## Start Records for this exercise
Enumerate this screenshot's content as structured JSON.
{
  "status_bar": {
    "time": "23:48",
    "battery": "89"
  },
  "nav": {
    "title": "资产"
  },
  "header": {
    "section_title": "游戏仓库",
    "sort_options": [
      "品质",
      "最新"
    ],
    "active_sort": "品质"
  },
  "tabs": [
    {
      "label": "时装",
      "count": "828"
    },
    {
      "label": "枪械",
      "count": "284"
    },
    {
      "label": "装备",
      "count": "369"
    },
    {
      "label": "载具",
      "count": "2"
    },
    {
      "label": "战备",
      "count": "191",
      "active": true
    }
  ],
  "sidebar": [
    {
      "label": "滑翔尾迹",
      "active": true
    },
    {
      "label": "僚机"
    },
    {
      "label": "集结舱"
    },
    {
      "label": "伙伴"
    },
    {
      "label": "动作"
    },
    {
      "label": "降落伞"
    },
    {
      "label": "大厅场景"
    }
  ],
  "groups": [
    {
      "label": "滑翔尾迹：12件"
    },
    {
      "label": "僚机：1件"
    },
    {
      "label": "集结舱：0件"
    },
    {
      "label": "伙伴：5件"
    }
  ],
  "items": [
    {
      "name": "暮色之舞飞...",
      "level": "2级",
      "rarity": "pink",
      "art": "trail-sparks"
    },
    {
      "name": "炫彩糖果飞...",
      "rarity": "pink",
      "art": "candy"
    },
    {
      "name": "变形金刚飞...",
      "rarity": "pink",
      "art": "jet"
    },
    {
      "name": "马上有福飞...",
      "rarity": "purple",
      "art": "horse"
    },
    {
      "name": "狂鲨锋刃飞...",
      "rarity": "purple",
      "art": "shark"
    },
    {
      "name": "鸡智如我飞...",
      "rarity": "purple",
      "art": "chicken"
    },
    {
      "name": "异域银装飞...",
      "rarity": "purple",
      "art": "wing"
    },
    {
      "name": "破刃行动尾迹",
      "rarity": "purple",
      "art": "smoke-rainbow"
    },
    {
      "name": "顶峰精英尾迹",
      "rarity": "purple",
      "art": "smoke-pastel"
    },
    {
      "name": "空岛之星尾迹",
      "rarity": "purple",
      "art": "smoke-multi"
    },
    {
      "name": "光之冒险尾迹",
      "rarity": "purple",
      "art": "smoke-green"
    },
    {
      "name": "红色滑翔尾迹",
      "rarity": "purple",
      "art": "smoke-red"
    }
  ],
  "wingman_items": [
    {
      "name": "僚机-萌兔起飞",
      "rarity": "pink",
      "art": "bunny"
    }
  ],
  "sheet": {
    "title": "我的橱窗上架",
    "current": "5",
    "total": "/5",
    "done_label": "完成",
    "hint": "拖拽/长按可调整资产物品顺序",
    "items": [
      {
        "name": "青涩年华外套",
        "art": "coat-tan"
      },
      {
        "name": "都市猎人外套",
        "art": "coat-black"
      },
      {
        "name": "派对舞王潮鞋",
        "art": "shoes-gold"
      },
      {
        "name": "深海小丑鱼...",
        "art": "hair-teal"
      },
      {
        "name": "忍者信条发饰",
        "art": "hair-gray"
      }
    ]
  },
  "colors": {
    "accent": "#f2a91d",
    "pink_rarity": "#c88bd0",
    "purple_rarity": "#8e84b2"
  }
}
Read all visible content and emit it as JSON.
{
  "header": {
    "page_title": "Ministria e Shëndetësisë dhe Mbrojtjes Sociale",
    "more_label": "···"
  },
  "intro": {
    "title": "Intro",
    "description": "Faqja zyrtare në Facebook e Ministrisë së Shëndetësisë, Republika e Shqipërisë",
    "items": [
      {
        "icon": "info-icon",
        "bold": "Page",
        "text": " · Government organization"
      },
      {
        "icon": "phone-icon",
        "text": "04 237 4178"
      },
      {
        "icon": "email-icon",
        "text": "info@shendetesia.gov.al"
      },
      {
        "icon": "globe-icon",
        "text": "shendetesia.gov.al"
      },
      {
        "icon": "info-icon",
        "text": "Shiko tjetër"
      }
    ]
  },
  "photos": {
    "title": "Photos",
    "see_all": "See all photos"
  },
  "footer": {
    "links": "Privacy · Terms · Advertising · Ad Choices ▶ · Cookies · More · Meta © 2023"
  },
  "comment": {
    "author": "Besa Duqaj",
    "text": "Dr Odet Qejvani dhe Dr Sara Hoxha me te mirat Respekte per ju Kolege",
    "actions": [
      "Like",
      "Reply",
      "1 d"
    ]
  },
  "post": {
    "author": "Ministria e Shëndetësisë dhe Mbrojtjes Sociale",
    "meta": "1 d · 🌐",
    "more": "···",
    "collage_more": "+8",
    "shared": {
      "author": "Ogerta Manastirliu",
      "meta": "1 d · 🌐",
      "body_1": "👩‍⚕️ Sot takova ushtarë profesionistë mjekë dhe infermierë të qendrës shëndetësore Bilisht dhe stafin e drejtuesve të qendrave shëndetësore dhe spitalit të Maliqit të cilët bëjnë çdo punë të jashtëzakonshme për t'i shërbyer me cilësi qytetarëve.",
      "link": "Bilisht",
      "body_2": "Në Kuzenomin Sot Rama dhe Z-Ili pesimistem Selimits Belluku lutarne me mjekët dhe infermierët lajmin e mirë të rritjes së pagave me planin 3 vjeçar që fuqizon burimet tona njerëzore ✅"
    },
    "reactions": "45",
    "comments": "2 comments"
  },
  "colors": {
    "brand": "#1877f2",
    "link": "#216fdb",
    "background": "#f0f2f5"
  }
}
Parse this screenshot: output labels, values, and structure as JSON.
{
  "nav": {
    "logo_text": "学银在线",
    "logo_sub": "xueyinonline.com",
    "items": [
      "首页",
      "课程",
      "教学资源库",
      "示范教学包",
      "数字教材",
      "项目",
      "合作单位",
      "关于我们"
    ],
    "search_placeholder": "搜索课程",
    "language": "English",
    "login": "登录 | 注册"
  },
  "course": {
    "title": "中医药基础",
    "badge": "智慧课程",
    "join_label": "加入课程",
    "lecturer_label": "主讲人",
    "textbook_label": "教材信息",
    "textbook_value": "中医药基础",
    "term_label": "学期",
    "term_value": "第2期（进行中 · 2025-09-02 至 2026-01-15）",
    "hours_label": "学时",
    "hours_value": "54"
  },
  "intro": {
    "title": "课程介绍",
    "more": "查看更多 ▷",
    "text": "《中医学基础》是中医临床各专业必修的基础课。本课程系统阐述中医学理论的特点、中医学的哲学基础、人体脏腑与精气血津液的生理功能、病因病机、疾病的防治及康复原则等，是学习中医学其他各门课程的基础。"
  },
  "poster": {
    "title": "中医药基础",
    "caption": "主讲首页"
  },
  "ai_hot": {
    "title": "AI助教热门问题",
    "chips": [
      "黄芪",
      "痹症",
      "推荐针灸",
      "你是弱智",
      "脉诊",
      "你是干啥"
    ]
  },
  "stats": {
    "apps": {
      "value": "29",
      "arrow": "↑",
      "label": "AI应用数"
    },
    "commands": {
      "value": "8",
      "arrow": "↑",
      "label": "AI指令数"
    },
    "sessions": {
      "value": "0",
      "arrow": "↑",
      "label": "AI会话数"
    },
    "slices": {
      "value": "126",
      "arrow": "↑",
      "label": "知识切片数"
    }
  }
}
## End Records for this exercise
__Short exercise__:
Quote all of the entries exactly as they appear.

__The solution__:
Enumerate this screenshot's content as structured JSON.
{
  "status_bar": {
    "time": "23:48",
    "battery": "89"
  },
  "nav": {
    "title": "资产"
  },
  "header": {
    "section_title": "游戏仓库",
    "sort_options": [
      "品质",
      "最新"
    ],
    "active_sort": "品质"
  },
  "tabs": [
    {
      "label": "时装",
      "count": "828"
    },
    {
      "label": "枪械",
      "count": "284"
    },
    {
      "label": "装备",
      "count": "369"
    },
    {
      "label": "载具",
      "count": "2"
    },
    {
      "label": "战备",
      "count": "191",
      "active": true
    }
  ],
  "sidebar": [
    {
      "label": "滑翔尾迹",
      "active": true
    },
    {
      "label": "僚机"
    },
    {
      "label": "集结舱"
    },
    {
      "label": "伙伴"
    },
    {
      "label": "动作"
    },
    {
      "label": "降落伞"
    },
    {
      "label": "大厅场景"
    }
  ],
  "groups": [
    {
      "label": "滑翔尾迹：12件"
    },
    {
      "label": "僚机：1件"
    },
    {
      "label": "集结舱：0件"
    },
    {
      "label": "伙伴：5件"
    }
  ],
  "items": [
    {
      "name": "暮色之舞飞...",
      "level": "2级",
      "rarity": "pink",
      "art": "trail-sparks"
    },
    {
      "name": "炫彩糖果飞...",
      "rarity": "pink",
      "art": "candy"
    },
    {
      "name": "变形金刚飞...",
      "rarity": "pink",
      "art": "jet"
    },
    {
      "name": "马上有福飞...",
      "rarity": "purple",
      "art": "horse"
    },
    {
      "name": "狂鲨锋刃飞...",
      "rarity": "purple",
      "art": "shark"
    },
    {
      "name": "鸡智如我飞...",
      "rarity": "purple",
      "art": "chicken"
    },
    {
      "name": "异域银装飞...",
      "rarity": "purple",
      "art": "wing"
    },
    {
      "name": "破刃行动尾迹",
      "rarity": "purple",
      "art": "smoke-rainbow"
    },
    {
      "name": "顶峰精英尾迹",
      "rarity": "purple",
      "art": "smoke-pastel"
    },
    {
      "name": "空岛之星尾迹",
      "rarity": "purple",
      "art": "smoke-multi"
    },
    {
      "name": "光之冒险尾迹",
      "rarity": "purple",
      "art": "smoke-green"
    },
    {
      "name": "红色滑翔尾迹",
      "rarity": "purple",
      "art": "smoke-red"
    }
  ],
  "wingman_items": [
    {
      "name": "僚机-萌兔起飞",
      "rarity": "pink",
      "art": "bunny"
    }
  ],
  "sheet": {
    "title": "我的橱窗上架",
    "current": "5",
    "total": "/5",
    "done_label": "完成",
    "hint": "拖拽/长按可调整资产物品顺序",
    "items": [
      {
        "name": "青涩年华外套",
        "art": "coat-tan"
      },
      {
        "name": "都市猎人外套",
        "art": "coat-black"
      },
      {
        "name": "派对舞王潮鞋",
        "art": "shoes-gold"
      },
      {
        "name": "深海小丑鱼...",
        "art": "hair-teal"
      },
      {
        "name": "忍者信条发饰",
        "art": "hair-gray"
      }
    ]
  },
  "colors": {
    "accent": "#f2a91d",
    "pink_rarity": "#c88bd0",
    "purple_rarity": "#8e84b2"
  }
}
Read all visible content and emit it as JSON.
{
  "header": {
    "page_title": "Ministria e Shëndetësisë dhe Mbrojtjes Sociale",
    "more_label": "···"
  },
  "intro": {
    "title": "Intro",
    "description": "Faqja zyrtare në Facebook e Ministrisë së Shëndetësisë, Republika e Shqipërisë",
    "items": [
      {
        "icon": "info-icon",
        "bold": "Page",
        "text": " · Government organization"
      },
      {
        "icon": "phone-icon",
        "text": "04 237 4178"
      },
      {
        "icon": "email-icon",
        "text": "info@shendetesia.gov.al"
      },
      {
        "icon": "globe-icon",
        "text": "shendetesia.gov.al"
      },
      {
        "icon": "info-icon",
        "text": "Shiko tjetër"
      }
    ]
  },
  "photos": {
    "title": "Photos",
    "see_all": "See all photos"
  },
  "footer": {
    "links": "Privacy · Terms · Advertising · Ad Choices ▶ · Cookies · More · Meta © 2023"
  },
  "comment": {
    "author": "Besa Duqaj",
    "text": "Dr Odet Qejvani dhe Dr Sara Hoxha me te mirat Respekte per ju Kolege",
    "actions": [
      "Like",
      "Reply",
      "1 d"
    ]
  },
  "post": {
    "author": "Ministria e Shëndetësisë dhe Mbrojtjes Sociale",
    "meta": "1 d · 🌐",
    "more": "···",
    "collage_more": "+8",
    "shared": {
      "author": "Ogerta Manastirliu",
      "meta": "1 d · 🌐",
      "body_1": "👩‍⚕️ Sot takova ushtarë profesionistë mjekë dhe infermierë të qendrës shëndetësore Bilisht dhe stafin e drejtuesve të qendrave shëndetësore dhe spitalit të Maliqit të cilët bëjnë çdo punë të jashtëzakonshme për t'i shërbyer me cilësi qytetarëve.",
      "link": "Bilisht",
      "body_2": "Në Kuzenomin Sot Rama dhe Z-Ili pesimistem Selimits Belluku lutarne me mjekët dhe infermierët lajmin e mirë të rritjes së pagave me planin 3 vjeçar që fuqizon burimet tona njerëzore ✅"
    },
    "reactions": "45",
    "comments": "2 comments"
  },
  "colors": {
    "brand": "#1877f2",
    "link": "#216fdb",
    "background": "#f0f2f5"
  }
}
Parse this screenshot: output labels, values, and structure as JSON.
{
  "nav": {
    "logo_text": "学银在线",
    "logo_sub": "xueyinonline.com",
    "items": [
      "首页",
      "课程",
      "教学资源库",
      "示范教学包",
      "数字教材",
      "项目",
      "合作单位",
      "关于我们"
    ],
    "search_placeholder": "搜索课程",
    "language": "English",
    "login": "登录 | 注册"
  },
  "course": {
    "title": "中医药基础",
    "badge": "智慧课程",
    "join_label": "加入课程",
    "lecturer_label": "主讲人",
    "textbook_label": "教材信息",
    "textbook_value": "中医药基础",
    "term_label": "学期",
    "term_value": "第2期（进行中 · 2025-09-02 至 2026-01-15）",
    "hours_label": "学时",
    "hours_value": "54"
  },
  "intro": {
    "title": "课程介绍",
    "more": "查看更多 ▷",
    "text": "《中医学基础》是中医临床各专业必修的基础课。本课程系统阐述中医学理论的特点、中医学的哲学基础、人体脏腑与精气血津液的生理功能、病因病机、疾病的防治及康复原则等，是学习中医学其他各门课程的基础。"
  },
  "poster": {
    "title": "中医药基础",
    "caption": "主讲首页"
  },
  "ai_hot": {
    "title": "AI助教热门问题",
    "chips": [
      "黄芪",
      "痹症",
      "推荐针灸",
      "你是弱智",
      "脉诊",
      "你是干啥"
    ]
  },
  "stats": {
    "apps": {
      "value": "29",
      "arrow": "↑",
      "label": "AI应用数"
    },
    "commands": {
      "value": "8",
      "arrow": "↑",
      "label": "AI指令数"
    },
    "sessions": {
      "value": "0",
      "arrow": "↑",
      "label": "AI会话数"
    },
    "slices": {
      "value": "126",
      "arrow": "↑",
      "label": "知识切片数"
    }
  }
}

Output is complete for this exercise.